▽

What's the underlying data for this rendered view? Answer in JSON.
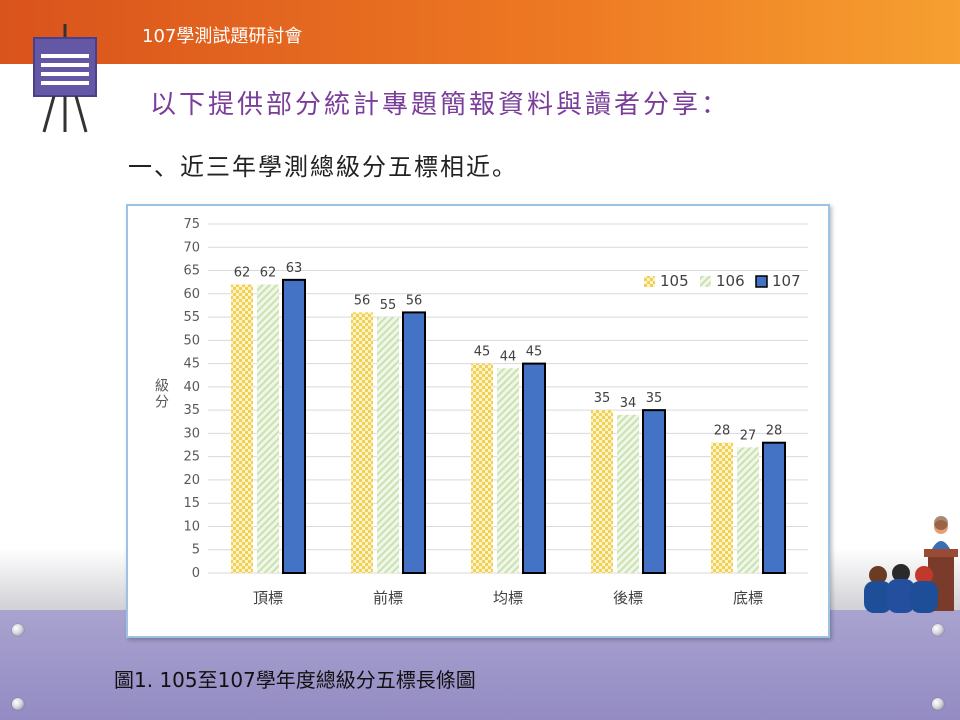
{
  "header": {
    "title": "107學測試題研討會"
  },
  "subtitle": "以下提供部分統計專題簡報資料與讀者分享：",
  "section_heading": "一、近三年學測總級分五標相近。",
  "caption": "圖1. 105至107學年度總級分五標長條圖",
  "colors": {
    "header_orange": "#e0641f",
    "subtitle_purple": "#7a3e9a",
    "series_105": "#f5d76e",
    "series_106": "#d9ebc8",
    "series_107": "#4472c4",
    "floor_purple": "#9a93c8"
  },
  "icons": {
    "easel": "presentation-board-icon",
    "podium": "lecture-audience-icon"
  },
  "chart_data": {
    "type": "bar",
    "categories": [
      "頂標",
      "前標",
      "均標",
      "後標",
      "底標"
    ],
    "series": [
      {
        "name": "105",
        "values": [
          62,
          56,
          45,
          35,
          28
        ],
        "color": "#f5d76e",
        "pattern": "checker"
      },
      {
        "name": "106",
        "values": [
          62,
          55,
          44,
          34,
          27
        ],
        "color": "#d9ebc8",
        "pattern": "diagonal"
      },
      {
        "name": "107",
        "values": [
          63,
          56,
          45,
          35,
          28
        ],
        "color": "#4472c4",
        "pattern": "solid"
      }
    ],
    "ylabel": "級分",
    "xlabel": "",
    "ylim": [
      0,
      75
    ],
    "yticks": [
      0,
      5,
      10,
      15,
      20,
      25,
      30,
      35,
      40,
      45,
      50,
      55,
      60,
      65,
      70,
      75
    ],
    "grid": true,
    "legend_position": "top-right"
  }
}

△

:: Aim ::
Omitting all images, retype each line of the records precisely.

:: Response below ::
What's the underlying data for this rendered view? Answer in JSON.
{
  "header": {
    "title": "107學測試題研討會"
  },
  "subtitle": "以下提供部分統計專題簡報資料與讀者分享：",
  "section_heading": "一、近三年學測總級分五標相近。",
  "caption": "圖1. 105至107學年度總級分五標長條圖",
  "colors": {
    "header_orange": "#e0641f",
    "subtitle_purple": "#7a3e9a",
    "series_105": "#f5d76e",
    "series_106": "#d9ebc8",
    "series_107": "#4472c4",
    "floor_purple": "#9a93c8"
  },
  "icons": {
    "easel": "presentation-board-icon",
    "podium": "lecture-audience-icon"
  },
  "chart_data": {
    "type": "bar",
    "categories": [
      "頂標",
      "前標",
      "均標",
      "後標",
      "底標"
    ],
    "series": [
      {
        "name": "105",
        "values": [
          62,
          56,
          45,
          35,
          28
        ],
        "color": "#f5d76e",
        "pattern": "checker"
      },
      {
        "name": "106",
        "values": [
          62,
          55,
          44,
          34,
          27
        ],
        "color": "#d9ebc8",
        "pattern": "diagonal"
      },
      {
        "name": "107",
        "values": [
          63,
          56,
          45,
          35,
          28
        ],
        "color": "#4472c4",
        "pattern": "solid"
      }
    ],
    "ylabel": "級分",
    "xlabel": "",
    "ylim": [
      0,
      75
    ],
    "yticks": [
      0,
      5,
      10,
      15,
      20,
      25,
      30,
      35,
      40,
      45,
      50,
      55,
      60,
      65,
      70,
      75
    ],
    "grid": true,
    "legend_position": "top-right"
  }
}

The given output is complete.